TASK PROMPT: Reproduce the material exactly, omitting nothing.

SUPPLIED RECORDS:

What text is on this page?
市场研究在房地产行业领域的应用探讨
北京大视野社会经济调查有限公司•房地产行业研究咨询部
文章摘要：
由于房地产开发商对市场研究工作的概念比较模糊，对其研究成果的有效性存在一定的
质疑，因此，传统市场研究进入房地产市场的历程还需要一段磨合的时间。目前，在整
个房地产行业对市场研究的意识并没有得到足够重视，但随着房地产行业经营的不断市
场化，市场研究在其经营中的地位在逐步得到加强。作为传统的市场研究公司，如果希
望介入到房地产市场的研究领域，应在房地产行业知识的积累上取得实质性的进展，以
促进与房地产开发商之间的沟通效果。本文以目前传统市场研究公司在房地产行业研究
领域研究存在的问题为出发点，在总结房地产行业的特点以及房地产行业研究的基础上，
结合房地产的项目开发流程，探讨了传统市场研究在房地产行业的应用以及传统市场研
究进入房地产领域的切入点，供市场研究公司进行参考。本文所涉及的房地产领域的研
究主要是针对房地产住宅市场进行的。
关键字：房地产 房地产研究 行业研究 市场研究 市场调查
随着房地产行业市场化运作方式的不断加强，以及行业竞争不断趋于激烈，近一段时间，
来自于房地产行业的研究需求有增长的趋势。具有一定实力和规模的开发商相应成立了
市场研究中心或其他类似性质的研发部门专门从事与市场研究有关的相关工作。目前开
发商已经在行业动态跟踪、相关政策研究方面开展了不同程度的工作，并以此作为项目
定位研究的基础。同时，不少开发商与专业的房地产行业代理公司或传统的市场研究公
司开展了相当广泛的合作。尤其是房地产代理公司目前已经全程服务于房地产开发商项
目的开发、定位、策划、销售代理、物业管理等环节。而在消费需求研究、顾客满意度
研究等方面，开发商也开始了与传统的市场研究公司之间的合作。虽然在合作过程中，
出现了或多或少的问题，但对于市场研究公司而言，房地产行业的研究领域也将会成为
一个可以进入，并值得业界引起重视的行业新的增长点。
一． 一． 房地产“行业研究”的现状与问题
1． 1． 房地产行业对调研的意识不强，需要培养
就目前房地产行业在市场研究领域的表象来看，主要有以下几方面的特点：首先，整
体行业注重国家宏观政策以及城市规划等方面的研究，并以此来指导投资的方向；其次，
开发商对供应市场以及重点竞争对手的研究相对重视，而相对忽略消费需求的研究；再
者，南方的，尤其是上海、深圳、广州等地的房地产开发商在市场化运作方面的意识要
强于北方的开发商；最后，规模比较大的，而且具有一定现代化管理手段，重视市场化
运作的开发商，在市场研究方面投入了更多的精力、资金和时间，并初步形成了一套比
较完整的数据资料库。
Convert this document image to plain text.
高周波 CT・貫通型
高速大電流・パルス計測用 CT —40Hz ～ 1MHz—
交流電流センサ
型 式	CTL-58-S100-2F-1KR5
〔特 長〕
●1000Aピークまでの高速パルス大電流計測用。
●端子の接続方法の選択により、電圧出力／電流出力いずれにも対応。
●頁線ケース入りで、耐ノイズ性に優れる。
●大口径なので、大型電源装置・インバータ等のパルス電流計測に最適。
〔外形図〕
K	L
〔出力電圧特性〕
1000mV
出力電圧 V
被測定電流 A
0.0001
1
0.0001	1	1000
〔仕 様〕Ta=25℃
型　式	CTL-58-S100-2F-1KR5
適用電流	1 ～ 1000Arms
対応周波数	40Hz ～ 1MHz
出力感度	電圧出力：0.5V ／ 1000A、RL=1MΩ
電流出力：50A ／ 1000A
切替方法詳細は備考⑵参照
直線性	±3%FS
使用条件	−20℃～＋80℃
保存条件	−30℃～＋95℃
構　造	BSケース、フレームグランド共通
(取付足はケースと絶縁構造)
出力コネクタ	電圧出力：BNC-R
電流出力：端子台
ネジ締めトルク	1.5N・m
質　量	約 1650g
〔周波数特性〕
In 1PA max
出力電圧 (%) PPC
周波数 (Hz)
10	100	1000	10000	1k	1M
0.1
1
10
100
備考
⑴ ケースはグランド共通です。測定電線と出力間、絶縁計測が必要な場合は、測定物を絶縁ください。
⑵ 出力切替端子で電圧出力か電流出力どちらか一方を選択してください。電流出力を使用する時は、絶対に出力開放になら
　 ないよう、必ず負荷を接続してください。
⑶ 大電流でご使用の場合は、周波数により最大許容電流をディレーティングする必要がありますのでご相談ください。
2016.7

SOLVED EXERCISE:
What text is on this page?
市场研究在房地产行业领域的应用探讨
北京大视野社会经济调查有限公司•房地产行业研究咨询部
文章摘要：
由于房地产开发商对市场研究工作的概念比较模糊，对其研究成果的有效性存在一定的
质疑，因此，传统市场研究进入房地产市场的历程还需要一段磨合的时间。目前，在整
个房地产行业对市场研究的意识并没有得到足够重视，但随着房地产行业经营的不断市
场化，市场研究在其经营中的地位在逐步得到加强。作为传统的市场研究公司，如果希
望介入到房地产市场的研究领域，应在房地产行业知识的积累上取得实质性的进展，以
促进与房地产开发商之间的沟通效果。本文以目前传统市场研究公司在房地产行业研究
领域研究存在的问题为出发点，在总结房地产行业的特点以及房地产行业研究的基础上，
结合房地产的项目开发流程，探讨了传统市场研究在房地产行业的应用以及传统市场研
究进入房地产领域的切入点，供市场研究公司进行参考。本文所涉及的房地产领域的研
究主要是针对房地产住宅市场进行的。
关键字：房地产 房地产研究 行业研究 市场研究 市场调查
随着房地产行业市场化运作方式的不断加强，以及行业竞争不断趋于激烈，近一段时间，
来自于房地产行业的研究需求有增长的趋势。具有一定实力和规模的开发商相应成立了
市场研究中心或其他类似性质的研发部门专门从事与市场研究有关的相关工作。目前开
发商已经在行业动态跟踪、相关政策研究方面开展了不同程度的工作，并以此作为项目
定位研究的基础。同时，不少开发商与专业的房地产行业代理公司或传统的市场研究公
司开展了相当广泛的合作。尤其是房地产代理公司目前已经全程服务于房地产开发商项
目的开发、定位、策划、销售代理、物业管理等环节。而在消费需求研究、顾客满意度
研究等方面，开发商也开始了与传统的市场研究公司之间的合作。虽然在合作过程中，
出现了或多或少的问题，但对于市场研究公司而言，房地产行业的研究领域也将会成为
一个可以进入，并值得业界引起重视的行业新的增长点。
一． 一． 房地产“行业研究”的现状与问题
1． 1． 房地产行业对调研的意识不强，需要培养
就目前房地产行业在市场研究领域的表象来看，主要有以下几方面的特点：首先，整
体行业注重国家宏观政策以及城市规划等方面的研究，并以此来指导投资的方向；其次，
开发商对供应市场以及重点竞争对手的研究相对重视，而相对忽略消费需求的研究；再
者，南方的，尤其是上海、深圳、广州等地的房地产开发商在市场化运作方面的意识要
强于北方的开发商；最后，规模比较大的，而且具有一定现代化管理手段，重视市场化
运作的开发商，在市场研究方面投入了更多的精力、资金和时间，并初步形成了一套比
较完整的数据资料库。
Convert this document image to plain text.
高周波 CT・貫通型
高速大電流・パルス計測用 CT —40Hz ～ 1MHz—
交流電流センサ
型 式	CTL-58-S100-2F-1KR5
〔特 長〕
●1000Aピークまでの高速パルス大電流計測用。
●端子の接続方法の選択により、電圧出力／電流出力いずれにも対応。
●頁線ケース入りで、耐ノイズ性に優れる。
●大口径なので、大型電源装置・インバータ等のパルス電流計測に最適。
〔外形図〕
K	L
〔出力電圧特性〕
1000mV
出力電圧 V
被測定電流 A
0.0001
1
0.0001	1	1000
〔仕 様〕Ta=25℃
型　式	CTL-58-S100-2F-1KR5
適用電流	1 ～ 1000Arms
対応周波数	40Hz ～ 1MHz
出力感度	電圧出力：0.5V ／ 1000A、RL=1MΩ
電流出力：50A ／ 1000A
切替方法詳細は備考⑵参照
直線性	±3%FS
使用条件	−20℃～＋80℃
保存条件	−30℃～＋95℃
構　造	BSケース、フレームグランド共通
(取付足はケースと絶縁構造)
出力コネクタ	電圧出力：BNC-R
電流出力：端子台
ネジ締めトルク	1.5N・m
質　量	約 1650g
〔周波数特性〕
In 1PA max
出力電圧 (%) PPC
周波数 (Hz)
10	100	1000	10000	1k	1M
0.1
1
10
100
備考
⑴ ケースはグランド共通です。測定電線と出力間、絶縁計測が必要な場合は、測定物を絶縁ください。
⑵ 出力切替端子で電圧出力か電流出力どちらか一方を選択してください。電流出力を使用する時は、絶対に出力開放になら
　 ないよう、必ず負荷を接続してください。
⑶ 大電流でご使用の場合は、周波数により最大許容電流をディレーティングする必要がありますのでご相談ください。
2016.7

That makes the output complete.